## Given task
Write down each entry again, exactly as it reads.

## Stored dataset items
+++

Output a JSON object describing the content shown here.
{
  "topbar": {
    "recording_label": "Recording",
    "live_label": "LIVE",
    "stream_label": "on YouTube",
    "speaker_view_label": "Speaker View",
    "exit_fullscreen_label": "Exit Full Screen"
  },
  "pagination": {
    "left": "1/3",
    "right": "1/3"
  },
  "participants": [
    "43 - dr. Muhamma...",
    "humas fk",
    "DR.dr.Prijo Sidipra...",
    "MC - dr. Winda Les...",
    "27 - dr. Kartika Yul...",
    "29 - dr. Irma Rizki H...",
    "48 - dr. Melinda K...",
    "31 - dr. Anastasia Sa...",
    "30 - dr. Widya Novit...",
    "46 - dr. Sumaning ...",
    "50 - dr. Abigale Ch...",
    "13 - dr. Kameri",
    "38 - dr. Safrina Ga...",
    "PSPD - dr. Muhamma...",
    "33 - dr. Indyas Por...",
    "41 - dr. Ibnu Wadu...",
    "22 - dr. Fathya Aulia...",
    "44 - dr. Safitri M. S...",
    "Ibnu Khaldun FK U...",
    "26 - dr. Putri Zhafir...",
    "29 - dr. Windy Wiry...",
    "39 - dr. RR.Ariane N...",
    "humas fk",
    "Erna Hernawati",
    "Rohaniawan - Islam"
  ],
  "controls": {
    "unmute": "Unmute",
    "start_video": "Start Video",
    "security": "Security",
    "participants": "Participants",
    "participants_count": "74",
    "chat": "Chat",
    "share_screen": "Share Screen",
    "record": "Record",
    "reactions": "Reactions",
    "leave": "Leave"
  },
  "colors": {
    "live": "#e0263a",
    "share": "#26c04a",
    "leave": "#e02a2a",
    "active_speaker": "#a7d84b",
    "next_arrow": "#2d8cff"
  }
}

+++

## Result
Output a JSON object describing the content shown here.
{
  "topbar": {
    "recording_label": "Recording",
    "live_label": "LIVE",
    "stream_label": "on YouTube",
    "speaker_view_label": "Speaker View",
    "exit_fullscreen_label": "Exit Full Screen"
  },
  "pagination": {
    "left": "1/3",
    "right": "1/3"
  },
  "participants": [
    "43 - dr. Muhamma...",
    "humas fk",
    "DR.dr.Prijo Sidipra...",
    "MC - dr. Winda Les...",
    "27 - dr. Kartika Yul...",
    "29 - dr. Irma Rizki H...",
    "48 - dr. Melinda K...",
    "31 - dr. Anastasia Sa...",
    "30 - dr. Widya Novit...",
    "46 - dr. Sumaning ...",
    "50 - dr. Abigale Ch...",
    "13 - dr. Kameri",
    "38 - dr. Safrina Ga...",
    "PSPD - dr. Muhamma...",
    "33 - dr. Indyas Por...",
    "41 - dr. Ibnu Wadu...",
    "22 - dr. Fathya Aulia...",
    "44 - dr. Safitri M. S...",
    "Ibnu Khaldun FK U...",
    "26 - dr. Putri Zhafir...",
    "29 - dr. Windy Wiry...",
    "39 - dr. RR.Ariane N...",
    "humas fk",
    "Erna Hernawati",
    "Rohaniawan - Islam"
  ],
  "controls": {
    "unmute": "Unmute",
    "start_video": "Start Video",
    "security": "Security",
    "participants": "Participants",
    "participants_count": "74",
    "chat": "Chat",
    "share_screen": "Share Screen",
    "record": "Record",
    "reactions": "Reactions",
    "leave": "Leave"
  },
  "colors": {
    "live": "#e0263a",
    "share": "#26c04a",
    "leave": "#e02a2a",
    "active_speaker": "#a7d84b",
    "next_arrow": "#2d8cff"
  }
}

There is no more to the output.